[TASK GOAL]: Each line that includes the string "this" counts once; give the total and nothing else.

[LISTED RECORDS]:
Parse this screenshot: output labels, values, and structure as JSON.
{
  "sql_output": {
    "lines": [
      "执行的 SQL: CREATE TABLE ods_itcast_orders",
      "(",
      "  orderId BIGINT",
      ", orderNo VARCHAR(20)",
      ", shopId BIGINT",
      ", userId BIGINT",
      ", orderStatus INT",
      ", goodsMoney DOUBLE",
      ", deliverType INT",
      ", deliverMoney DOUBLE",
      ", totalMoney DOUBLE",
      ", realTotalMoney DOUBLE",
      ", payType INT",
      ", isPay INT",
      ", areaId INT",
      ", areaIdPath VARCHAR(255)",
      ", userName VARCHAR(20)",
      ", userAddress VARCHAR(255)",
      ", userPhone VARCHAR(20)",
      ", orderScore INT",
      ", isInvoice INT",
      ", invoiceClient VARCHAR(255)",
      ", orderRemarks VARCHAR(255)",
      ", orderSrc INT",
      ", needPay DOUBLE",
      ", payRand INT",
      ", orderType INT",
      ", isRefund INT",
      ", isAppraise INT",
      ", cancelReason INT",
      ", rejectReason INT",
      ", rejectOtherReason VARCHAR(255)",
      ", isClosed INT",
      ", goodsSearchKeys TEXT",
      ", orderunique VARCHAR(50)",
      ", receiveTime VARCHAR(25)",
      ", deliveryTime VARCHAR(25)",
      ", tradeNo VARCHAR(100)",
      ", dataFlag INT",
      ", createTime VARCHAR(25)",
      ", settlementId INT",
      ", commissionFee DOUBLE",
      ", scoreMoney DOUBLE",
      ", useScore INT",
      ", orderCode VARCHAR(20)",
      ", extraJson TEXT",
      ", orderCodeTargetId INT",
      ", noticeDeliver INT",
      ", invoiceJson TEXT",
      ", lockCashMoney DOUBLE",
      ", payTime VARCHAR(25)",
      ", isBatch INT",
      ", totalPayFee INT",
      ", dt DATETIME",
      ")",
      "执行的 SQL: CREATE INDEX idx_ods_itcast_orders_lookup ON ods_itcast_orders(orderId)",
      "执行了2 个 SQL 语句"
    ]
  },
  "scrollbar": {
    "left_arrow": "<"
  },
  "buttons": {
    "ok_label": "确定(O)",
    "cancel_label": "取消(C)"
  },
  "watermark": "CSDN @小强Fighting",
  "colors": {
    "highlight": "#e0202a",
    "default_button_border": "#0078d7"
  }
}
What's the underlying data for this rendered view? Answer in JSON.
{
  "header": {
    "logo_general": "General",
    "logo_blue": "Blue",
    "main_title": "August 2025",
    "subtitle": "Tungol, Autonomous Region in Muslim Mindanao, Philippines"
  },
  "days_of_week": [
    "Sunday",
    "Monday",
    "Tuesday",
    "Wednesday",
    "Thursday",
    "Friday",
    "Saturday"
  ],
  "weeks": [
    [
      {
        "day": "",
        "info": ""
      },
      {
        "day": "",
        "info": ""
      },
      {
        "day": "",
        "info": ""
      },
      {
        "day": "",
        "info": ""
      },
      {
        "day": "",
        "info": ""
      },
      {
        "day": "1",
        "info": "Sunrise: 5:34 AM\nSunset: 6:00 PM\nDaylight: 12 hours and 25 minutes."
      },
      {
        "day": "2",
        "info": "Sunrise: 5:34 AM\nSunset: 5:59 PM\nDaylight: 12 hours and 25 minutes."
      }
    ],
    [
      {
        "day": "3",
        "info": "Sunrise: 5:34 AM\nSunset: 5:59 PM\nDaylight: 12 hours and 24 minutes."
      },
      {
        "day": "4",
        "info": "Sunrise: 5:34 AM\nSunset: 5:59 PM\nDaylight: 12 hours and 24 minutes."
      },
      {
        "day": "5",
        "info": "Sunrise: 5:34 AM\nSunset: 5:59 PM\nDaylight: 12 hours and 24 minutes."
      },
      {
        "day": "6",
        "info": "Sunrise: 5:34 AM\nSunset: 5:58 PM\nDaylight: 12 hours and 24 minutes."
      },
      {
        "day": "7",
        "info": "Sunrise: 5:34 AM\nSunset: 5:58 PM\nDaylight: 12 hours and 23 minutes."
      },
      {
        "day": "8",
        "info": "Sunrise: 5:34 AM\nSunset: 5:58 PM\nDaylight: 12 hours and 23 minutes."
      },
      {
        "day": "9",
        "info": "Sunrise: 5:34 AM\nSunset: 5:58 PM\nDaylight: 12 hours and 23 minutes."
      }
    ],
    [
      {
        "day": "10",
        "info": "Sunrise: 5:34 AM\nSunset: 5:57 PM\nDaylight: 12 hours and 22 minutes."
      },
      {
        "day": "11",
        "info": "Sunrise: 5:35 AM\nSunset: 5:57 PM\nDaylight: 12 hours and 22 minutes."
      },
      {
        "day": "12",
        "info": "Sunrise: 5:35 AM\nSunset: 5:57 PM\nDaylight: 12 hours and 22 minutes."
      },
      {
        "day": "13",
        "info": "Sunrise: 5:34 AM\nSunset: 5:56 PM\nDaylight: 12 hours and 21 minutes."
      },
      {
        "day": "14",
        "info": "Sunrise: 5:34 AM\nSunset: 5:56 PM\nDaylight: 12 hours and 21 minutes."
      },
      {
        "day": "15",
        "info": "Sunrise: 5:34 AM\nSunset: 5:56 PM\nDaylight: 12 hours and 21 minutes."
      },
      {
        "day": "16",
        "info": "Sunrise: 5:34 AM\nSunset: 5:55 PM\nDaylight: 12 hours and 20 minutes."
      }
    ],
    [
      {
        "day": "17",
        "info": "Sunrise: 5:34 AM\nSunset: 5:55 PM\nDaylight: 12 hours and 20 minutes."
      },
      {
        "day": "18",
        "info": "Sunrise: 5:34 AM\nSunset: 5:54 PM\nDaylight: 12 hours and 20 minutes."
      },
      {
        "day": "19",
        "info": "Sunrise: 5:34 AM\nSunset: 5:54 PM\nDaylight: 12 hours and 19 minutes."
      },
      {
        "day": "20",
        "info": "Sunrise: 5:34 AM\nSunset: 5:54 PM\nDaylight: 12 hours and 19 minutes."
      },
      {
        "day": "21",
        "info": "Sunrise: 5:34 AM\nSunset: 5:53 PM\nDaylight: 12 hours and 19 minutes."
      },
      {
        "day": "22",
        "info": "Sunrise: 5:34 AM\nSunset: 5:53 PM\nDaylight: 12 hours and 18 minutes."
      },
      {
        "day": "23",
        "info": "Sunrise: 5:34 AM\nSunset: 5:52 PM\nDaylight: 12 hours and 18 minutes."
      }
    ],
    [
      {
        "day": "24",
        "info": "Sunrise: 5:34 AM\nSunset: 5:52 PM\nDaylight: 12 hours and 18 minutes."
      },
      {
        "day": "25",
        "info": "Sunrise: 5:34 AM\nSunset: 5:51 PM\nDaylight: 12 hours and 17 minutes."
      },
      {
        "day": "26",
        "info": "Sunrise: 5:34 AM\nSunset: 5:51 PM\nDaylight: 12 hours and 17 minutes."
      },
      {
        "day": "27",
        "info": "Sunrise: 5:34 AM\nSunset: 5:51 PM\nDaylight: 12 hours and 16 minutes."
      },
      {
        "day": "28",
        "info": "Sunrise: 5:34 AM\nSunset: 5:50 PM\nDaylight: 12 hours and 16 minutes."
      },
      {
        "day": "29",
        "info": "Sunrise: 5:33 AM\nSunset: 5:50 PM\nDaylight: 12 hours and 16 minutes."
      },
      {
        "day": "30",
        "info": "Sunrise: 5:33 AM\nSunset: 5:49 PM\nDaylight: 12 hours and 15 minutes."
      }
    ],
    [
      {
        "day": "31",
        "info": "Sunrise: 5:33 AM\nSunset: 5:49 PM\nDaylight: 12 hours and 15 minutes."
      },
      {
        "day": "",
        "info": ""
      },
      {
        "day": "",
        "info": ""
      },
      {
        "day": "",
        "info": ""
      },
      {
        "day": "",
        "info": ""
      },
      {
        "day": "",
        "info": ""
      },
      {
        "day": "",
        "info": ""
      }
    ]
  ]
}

[FINISHED TASK]: 2